■ **What is expected**
Every line that includes the word "icon" is to be listed.

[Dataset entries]
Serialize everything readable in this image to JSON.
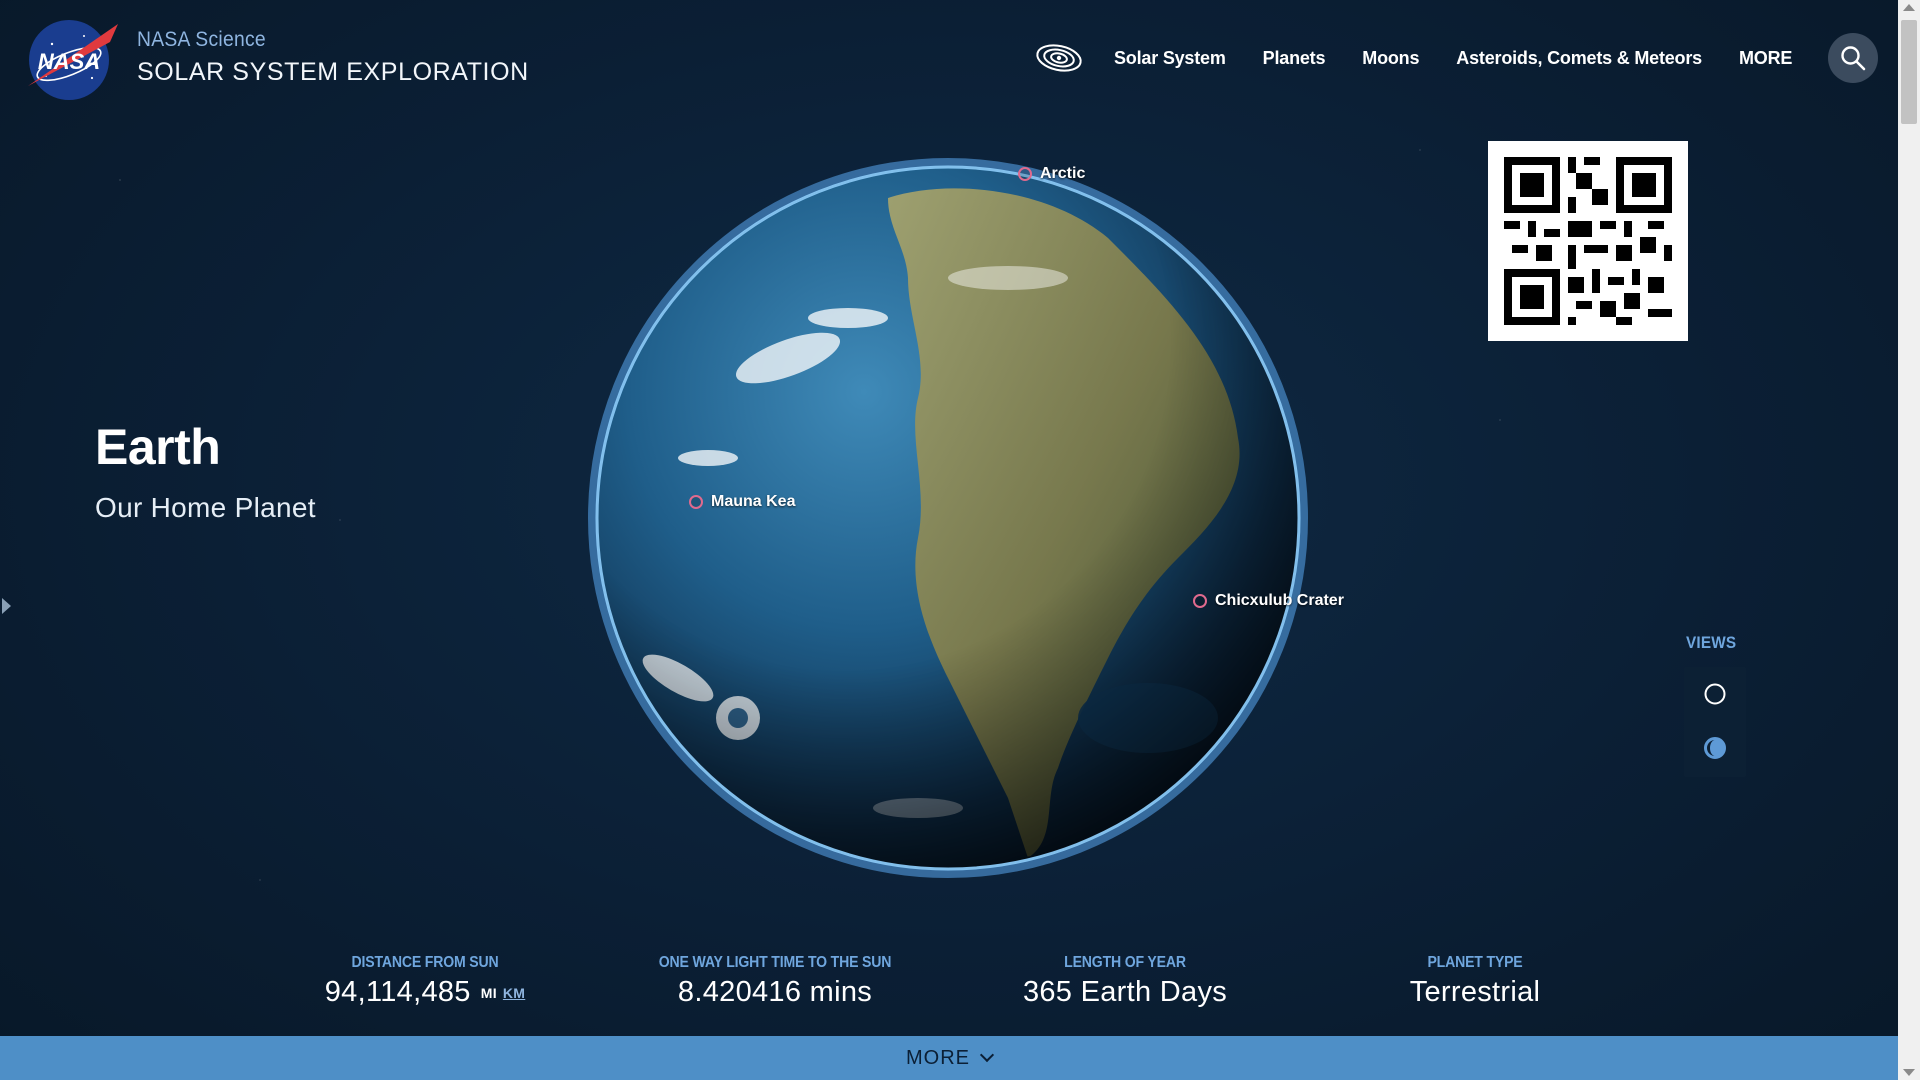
{
  "header": {
    "brand_top": "NASA Science",
    "brand_main": "SOLAR SYSTEM EXPLORATION",
    "logo_text": "NASA"
  },
  "nav": {
    "items": [
      "Solar System",
      "Planets",
      "Moons",
      "Asteroids, Comets & Meteors",
      "MORE"
    ],
    "orbit_icon": "orbit-icon",
    "search_icon": "search-icon"
  },
  "planet": {
    "title": "Earth",
    "subtitle": "Our Home Planet"
  },
  "markers": {
    "arctic": "Arctic",
    "mauna_kea": "Mauna Kea",
    "chicxulub": "Chicxulub Crater"
  },
  "views": {
    "label": "VIEWS",
    "buttons": [
      "circle-view-icon",
      "phase-view-icon"
    ]
  },
  "stats": {
    "distance": {
      "label": "DISTANCE FROM SUN",
      "value": "94,114,485",
      "unit_mi": "MI",
      "unit_km": "KM"
    },
    "light_time": {
      "label": "ONE WAY LIGHT TIME TO THE SUN",
      "value": "8.420416 mins"
    },
    "year": {
      "label": "LENGTH OF YEAR",
      "value": "365 Earth Days"
    },
    "type": {
      "label": "PLANET TYPE",
      "value": "Terrestrial"
    }
  },
  "more_bar": {
    "label": "MORE"
  },
  "colors": {
    "background": "#0b1f35",
    "accent_blue": "#6fa6de",
    "more_bar": "#4e8fc7",
    "marker_ring": "#e06a8e"
  }
}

■ **Correct output**
    "orbit_icon": "orbit-icon",
    "search_icon": "search-icon"
      "circle-view-icon",
      "phase-view-icon"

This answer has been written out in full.